## AIM OF THE EXERCISE
Check each line of the entries below for the string "valid"; copy every line where it appears.

## SUPPLIED DATA
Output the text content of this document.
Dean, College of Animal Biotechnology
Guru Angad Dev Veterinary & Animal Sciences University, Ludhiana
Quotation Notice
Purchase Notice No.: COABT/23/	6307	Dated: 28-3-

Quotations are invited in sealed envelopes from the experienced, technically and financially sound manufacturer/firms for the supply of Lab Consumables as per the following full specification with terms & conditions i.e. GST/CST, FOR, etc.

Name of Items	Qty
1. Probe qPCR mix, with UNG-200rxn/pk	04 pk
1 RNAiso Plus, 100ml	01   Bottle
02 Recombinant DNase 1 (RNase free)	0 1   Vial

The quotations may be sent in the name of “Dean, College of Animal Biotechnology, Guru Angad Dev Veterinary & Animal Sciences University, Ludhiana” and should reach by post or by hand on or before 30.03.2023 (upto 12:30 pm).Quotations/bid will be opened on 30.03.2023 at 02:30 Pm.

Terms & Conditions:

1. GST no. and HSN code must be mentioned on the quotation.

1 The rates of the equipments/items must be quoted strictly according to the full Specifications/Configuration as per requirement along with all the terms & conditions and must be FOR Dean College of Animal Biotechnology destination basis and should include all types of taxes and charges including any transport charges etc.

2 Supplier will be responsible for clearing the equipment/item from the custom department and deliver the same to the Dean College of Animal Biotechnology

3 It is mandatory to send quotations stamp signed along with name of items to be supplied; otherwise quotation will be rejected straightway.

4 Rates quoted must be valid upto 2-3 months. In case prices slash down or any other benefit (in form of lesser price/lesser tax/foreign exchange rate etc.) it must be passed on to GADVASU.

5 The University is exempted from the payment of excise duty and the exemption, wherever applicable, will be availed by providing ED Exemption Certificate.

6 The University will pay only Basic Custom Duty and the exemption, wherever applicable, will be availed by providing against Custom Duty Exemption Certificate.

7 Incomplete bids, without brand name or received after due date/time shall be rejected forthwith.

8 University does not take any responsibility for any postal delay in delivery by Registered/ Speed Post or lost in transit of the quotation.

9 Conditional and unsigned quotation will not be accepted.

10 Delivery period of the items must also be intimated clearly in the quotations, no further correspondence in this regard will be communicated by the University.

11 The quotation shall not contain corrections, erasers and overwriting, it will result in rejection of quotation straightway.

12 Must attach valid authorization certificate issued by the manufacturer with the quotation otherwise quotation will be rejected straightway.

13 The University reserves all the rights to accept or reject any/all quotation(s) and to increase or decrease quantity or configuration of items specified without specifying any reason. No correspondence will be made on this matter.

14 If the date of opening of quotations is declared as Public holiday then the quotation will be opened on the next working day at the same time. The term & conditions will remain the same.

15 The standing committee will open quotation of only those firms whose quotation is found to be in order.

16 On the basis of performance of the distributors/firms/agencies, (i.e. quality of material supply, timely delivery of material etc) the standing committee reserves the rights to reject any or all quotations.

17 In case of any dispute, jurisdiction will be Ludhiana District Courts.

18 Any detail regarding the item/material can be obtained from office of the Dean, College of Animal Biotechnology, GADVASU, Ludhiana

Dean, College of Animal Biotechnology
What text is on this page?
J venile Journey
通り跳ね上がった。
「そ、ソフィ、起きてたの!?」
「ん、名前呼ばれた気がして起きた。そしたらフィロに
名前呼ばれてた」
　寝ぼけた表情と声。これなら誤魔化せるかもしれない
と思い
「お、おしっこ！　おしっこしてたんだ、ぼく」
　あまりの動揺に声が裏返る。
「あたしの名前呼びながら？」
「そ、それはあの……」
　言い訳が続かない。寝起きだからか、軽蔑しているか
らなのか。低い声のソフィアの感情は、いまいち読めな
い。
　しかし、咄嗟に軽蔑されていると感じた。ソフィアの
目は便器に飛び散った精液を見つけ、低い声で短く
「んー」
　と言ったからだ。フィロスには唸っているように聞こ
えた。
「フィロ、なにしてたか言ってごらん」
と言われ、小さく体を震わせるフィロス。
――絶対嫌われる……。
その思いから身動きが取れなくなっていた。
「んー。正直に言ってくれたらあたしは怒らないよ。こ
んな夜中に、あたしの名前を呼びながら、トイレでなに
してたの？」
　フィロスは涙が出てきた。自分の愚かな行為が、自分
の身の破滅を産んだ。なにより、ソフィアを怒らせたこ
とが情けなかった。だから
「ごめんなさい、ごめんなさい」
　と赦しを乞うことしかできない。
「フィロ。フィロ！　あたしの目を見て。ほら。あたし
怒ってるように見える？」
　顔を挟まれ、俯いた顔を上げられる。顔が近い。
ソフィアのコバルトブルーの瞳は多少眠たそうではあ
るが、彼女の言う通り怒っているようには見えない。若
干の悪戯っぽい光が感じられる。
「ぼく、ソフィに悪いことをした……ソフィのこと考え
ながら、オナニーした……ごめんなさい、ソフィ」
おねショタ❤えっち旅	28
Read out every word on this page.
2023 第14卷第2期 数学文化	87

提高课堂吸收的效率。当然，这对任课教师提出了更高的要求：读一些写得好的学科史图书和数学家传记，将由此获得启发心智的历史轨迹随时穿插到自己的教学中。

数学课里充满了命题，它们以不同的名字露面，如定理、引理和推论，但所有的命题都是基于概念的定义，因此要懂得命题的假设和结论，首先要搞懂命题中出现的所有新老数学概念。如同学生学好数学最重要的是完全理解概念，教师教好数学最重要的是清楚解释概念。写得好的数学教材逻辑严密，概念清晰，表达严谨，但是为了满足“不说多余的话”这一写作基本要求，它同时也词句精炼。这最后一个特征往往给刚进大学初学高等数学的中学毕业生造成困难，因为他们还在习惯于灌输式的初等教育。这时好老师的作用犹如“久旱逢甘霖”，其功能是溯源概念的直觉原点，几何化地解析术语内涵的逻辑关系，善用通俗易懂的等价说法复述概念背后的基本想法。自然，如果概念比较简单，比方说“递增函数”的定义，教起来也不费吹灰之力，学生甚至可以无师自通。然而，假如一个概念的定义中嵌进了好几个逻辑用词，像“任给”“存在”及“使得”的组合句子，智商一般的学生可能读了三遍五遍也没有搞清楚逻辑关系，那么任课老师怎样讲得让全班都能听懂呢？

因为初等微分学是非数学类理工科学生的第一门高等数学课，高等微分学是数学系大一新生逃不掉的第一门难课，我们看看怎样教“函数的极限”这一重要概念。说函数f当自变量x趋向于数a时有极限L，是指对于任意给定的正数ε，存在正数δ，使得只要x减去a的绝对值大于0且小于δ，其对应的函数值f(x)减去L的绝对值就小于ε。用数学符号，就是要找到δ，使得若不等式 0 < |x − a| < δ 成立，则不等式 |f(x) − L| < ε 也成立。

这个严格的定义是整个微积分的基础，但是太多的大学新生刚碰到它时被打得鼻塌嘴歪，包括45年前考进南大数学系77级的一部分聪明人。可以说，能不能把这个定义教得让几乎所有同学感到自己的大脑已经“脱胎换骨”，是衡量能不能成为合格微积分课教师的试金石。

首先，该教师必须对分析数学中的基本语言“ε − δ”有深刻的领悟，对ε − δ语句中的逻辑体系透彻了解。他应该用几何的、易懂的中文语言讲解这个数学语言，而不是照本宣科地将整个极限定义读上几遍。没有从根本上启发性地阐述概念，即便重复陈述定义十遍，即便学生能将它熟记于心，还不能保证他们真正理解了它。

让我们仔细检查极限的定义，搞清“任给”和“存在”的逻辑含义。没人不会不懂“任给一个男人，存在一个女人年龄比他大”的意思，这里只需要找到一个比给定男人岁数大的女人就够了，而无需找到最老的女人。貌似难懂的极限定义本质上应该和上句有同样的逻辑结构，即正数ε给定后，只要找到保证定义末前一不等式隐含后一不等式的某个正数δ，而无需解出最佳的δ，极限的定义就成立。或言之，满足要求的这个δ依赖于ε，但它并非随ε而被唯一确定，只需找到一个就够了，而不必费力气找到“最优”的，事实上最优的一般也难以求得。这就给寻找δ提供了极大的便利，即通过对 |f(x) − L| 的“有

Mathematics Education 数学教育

## OUTPUT FOR THIS EXERCISE
4 Rates quoted must be valid upto 2-3 months. In case prices slash down or any other benefit (in form of lesser price/lesser tax/foreign exchange rate etc.) it must be passed on to GADVASU.
12 Must attach valid authorization certificate issued by the manufacturer with the quotation otherwise quotation will be rejected straightway.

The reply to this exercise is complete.